• [The exercise]:
Leaving out all images, write out the records that follow exactly.

(Stored data)
**********
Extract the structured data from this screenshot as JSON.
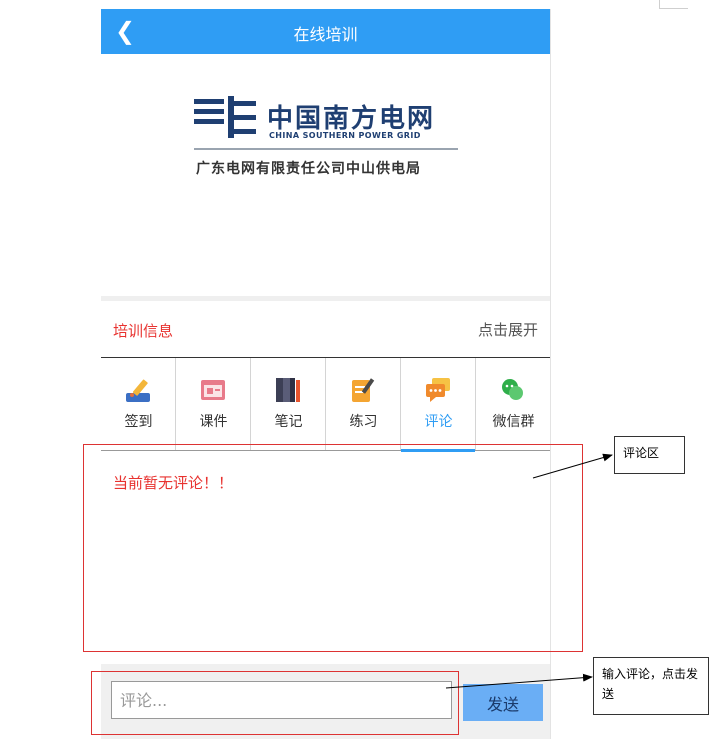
{
  "header": {
    "title": "在线培训",
    "back_icon": "back-arrow-icon"
  },
  "logo": {
    "name_cn": "中国南方电网",
    "name_en": "CHINA SOUTHERN POWER GRID",
    "subtitle": "广东电网有限责任公司中山供电局"
  },
  "info": {
    "title": "培训信息",
    "expand": "点击展开"
  },
  "tabs": [
    {
      "label": "签到",
      "icon": "sign-in-icon"
    },
    {
      "label": "课件",
      "icon": "courseware-icon"
    },
    {
      "label": "笔记",
      "icon": "notes-icon"
    },
    {
      "label": "练习",
      "icon": "practice-icon"
    },
    {
      "label": "评论",
      "icon": "comment-icon",
      "active": true
    },
    {
      "label": "微信群",
      "icon": "wechat-group-icon"
    }
  ],
  "comments": {
    "empty_message": "当前暂无评论！！"
  },
  "input": {
    "placeholder": "评论...",
    "value": "",
    "send_label": "发送"
  },
  "annotations": {
    "comment_area": "评论区",
    "input_hint": "输入评论，点击发送"
  },
  "colors": {
    "header": "#2f9df4",
    "accent_red": "#e8322f",
    "send_button": "#6aaef5",
    "brand_blue": "#1f3f72"
  }
}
**********
• [Exercise solution]:
Extract the structured data from this screenshot as JSON.
{
  "header": {
    "title": "在线培训",
    "back_icon": "back-arrow-icon"
  },
  "logo": {
    "name_cn": "中国南方电网",
    "name_en": "CHINA SOUTHERN POWER GRID",
    "subtitle": "广东电网有限责任公司中山供电局"
  },
  "info": {
    "title": "培训信息",
    "expand": "点击展开"
  },
  "tabs": [
    {
      "label": "签到",
      "icon": "sign-in-icon"
    },
    {
      "label": "课件",
      "icon": "courseware-icon"
    },
    {
      "label": "笔记",
      "icon": "notes-icon"
    },
    {
      "label": "练习",
      "icon": "practice-icon"
    },
    {
      "label": "评论",
      "icon": "comment-icon",
      "active": true
    },
    {
      "label": "微信群",
      "icon": "wechat-group-icon"
    }
  ],
  "comments": {
    "empty_message": "当前暂无评论！！"
  },
  "input": {
    "placeholder": "评论...",
    "value": "",
    "send_label": "发送"
  },
  "annotations": {
    "comment_area": "评论区",
    "input_hint": "输入评论，点击发送"
  },
  "colors": {
    "header": "#2f9df4",
    "accent_red": "#e8322f",
    "send_button": "#6aaef5",
    "brand_blue": "#1f3f72"
  }
}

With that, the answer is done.